Stored entries
★ ★ ★ ★ ★ ★ ★

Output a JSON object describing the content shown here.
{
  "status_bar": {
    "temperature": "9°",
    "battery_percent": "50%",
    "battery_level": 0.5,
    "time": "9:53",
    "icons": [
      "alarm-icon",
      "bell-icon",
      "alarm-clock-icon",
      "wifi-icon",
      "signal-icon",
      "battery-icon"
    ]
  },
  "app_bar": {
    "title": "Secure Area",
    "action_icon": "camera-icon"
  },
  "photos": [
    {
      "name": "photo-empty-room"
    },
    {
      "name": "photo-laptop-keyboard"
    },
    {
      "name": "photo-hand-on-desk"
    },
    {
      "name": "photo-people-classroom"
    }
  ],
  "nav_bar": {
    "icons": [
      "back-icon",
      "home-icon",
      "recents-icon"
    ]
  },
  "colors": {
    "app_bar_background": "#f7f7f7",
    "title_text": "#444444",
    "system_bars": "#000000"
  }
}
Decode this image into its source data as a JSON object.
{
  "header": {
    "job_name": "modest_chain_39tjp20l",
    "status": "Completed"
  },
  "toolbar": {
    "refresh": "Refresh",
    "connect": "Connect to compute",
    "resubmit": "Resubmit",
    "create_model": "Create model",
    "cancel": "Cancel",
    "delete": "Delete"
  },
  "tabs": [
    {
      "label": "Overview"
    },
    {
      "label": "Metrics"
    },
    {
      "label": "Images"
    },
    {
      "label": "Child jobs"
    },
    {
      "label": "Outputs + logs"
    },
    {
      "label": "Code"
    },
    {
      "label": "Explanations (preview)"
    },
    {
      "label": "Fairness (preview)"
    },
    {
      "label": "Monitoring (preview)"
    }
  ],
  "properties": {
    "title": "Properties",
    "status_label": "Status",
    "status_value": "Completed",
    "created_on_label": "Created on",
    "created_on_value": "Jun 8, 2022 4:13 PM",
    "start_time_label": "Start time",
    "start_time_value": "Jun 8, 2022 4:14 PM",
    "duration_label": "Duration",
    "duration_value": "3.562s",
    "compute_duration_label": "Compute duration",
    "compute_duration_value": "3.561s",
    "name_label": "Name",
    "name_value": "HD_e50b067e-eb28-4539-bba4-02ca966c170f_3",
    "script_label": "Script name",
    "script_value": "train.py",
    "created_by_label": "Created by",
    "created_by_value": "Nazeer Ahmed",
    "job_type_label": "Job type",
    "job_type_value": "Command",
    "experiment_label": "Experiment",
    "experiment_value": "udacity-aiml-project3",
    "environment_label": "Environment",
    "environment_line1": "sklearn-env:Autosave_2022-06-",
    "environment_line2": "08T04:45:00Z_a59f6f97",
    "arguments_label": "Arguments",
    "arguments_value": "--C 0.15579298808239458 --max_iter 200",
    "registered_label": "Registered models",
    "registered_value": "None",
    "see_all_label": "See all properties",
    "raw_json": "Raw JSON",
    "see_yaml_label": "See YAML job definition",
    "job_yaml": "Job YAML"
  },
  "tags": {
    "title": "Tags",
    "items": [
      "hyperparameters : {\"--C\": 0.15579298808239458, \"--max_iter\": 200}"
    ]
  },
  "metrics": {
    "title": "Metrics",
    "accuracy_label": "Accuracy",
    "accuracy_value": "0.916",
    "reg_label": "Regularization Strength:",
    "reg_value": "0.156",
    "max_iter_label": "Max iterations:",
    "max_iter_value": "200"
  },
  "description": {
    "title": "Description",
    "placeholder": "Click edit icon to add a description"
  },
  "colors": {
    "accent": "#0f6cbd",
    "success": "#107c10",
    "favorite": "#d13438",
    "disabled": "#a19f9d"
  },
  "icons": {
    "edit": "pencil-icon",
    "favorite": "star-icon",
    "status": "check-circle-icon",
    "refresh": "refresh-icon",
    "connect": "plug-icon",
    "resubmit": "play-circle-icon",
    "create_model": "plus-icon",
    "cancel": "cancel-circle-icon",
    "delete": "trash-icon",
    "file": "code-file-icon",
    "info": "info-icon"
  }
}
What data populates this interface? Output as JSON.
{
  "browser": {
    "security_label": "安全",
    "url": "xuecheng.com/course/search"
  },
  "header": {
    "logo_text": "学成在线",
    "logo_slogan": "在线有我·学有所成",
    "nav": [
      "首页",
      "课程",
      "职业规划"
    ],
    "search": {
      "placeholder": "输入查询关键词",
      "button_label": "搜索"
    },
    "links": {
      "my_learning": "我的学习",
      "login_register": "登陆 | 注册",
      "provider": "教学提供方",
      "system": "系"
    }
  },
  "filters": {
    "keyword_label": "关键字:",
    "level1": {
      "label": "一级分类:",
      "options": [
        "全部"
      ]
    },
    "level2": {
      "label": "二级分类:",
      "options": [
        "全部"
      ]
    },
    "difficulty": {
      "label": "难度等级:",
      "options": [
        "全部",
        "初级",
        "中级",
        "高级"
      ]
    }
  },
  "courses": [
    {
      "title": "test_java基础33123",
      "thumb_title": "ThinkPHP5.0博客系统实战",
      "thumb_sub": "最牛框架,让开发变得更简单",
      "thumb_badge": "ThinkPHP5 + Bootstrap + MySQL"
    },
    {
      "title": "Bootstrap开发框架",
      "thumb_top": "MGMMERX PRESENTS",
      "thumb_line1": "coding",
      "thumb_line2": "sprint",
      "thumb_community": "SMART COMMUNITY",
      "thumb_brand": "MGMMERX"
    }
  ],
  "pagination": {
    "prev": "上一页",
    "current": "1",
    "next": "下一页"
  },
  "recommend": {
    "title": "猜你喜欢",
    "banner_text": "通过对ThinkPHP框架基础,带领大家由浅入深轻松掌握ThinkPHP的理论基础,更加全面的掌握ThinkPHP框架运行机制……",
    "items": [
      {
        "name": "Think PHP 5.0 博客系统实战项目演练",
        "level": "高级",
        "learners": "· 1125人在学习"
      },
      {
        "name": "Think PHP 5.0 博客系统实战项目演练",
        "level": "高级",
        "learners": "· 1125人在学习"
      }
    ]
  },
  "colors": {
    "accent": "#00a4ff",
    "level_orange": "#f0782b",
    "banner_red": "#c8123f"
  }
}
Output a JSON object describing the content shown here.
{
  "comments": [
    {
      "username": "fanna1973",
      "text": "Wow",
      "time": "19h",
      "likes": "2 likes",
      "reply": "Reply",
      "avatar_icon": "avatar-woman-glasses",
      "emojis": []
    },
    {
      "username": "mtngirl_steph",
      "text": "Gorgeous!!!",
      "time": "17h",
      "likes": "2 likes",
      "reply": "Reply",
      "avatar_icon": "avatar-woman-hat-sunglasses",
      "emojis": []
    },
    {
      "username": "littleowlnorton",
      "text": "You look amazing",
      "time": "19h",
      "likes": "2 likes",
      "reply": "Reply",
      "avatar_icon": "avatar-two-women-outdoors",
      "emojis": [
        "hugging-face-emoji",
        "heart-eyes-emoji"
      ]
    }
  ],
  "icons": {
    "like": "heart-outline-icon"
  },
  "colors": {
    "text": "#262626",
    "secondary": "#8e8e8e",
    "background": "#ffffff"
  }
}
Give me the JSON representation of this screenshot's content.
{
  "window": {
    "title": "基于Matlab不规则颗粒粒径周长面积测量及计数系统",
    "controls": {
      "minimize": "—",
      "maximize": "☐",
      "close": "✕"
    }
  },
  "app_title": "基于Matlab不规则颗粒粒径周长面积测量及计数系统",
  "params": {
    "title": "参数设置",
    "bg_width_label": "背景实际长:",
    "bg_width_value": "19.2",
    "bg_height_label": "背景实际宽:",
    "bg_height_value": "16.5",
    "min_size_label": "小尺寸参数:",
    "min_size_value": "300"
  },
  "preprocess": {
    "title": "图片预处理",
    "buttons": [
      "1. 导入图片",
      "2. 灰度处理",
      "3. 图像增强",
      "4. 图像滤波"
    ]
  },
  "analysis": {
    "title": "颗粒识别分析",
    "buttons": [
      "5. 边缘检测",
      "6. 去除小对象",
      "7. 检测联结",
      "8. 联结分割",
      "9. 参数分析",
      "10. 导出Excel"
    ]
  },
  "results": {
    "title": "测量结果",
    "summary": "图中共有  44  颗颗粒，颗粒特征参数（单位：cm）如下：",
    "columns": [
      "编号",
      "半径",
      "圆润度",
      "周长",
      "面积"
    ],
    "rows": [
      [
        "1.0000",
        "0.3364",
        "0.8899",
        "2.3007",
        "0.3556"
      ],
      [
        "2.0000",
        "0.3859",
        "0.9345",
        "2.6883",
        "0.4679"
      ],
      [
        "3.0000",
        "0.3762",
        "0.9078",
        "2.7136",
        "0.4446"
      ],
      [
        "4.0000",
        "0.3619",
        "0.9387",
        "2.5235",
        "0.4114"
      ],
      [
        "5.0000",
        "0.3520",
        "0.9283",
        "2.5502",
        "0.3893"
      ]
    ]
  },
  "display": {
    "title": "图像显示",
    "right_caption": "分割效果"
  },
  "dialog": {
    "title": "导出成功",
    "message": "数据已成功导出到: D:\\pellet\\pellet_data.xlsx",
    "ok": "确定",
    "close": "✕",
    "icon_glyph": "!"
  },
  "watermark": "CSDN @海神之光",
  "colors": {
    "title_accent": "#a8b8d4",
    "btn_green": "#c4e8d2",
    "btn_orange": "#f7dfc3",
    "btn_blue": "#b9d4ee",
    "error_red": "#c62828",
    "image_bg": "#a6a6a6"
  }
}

★ ★ ★ ★ ★ ★ ★

=== Task brief ===
Look for the word "基于Matlab不规则颗粒粒径周长面积测量及计数系统" in every line of the listing and copy the lines that have it.

=== Reply to the task ===
    "title": "基于Matlab不规则颗粒粒径周长面积测量及计数系统",
  "app_title": "基于Matlab不规则颗粒粒径周长面积测量及计数系统",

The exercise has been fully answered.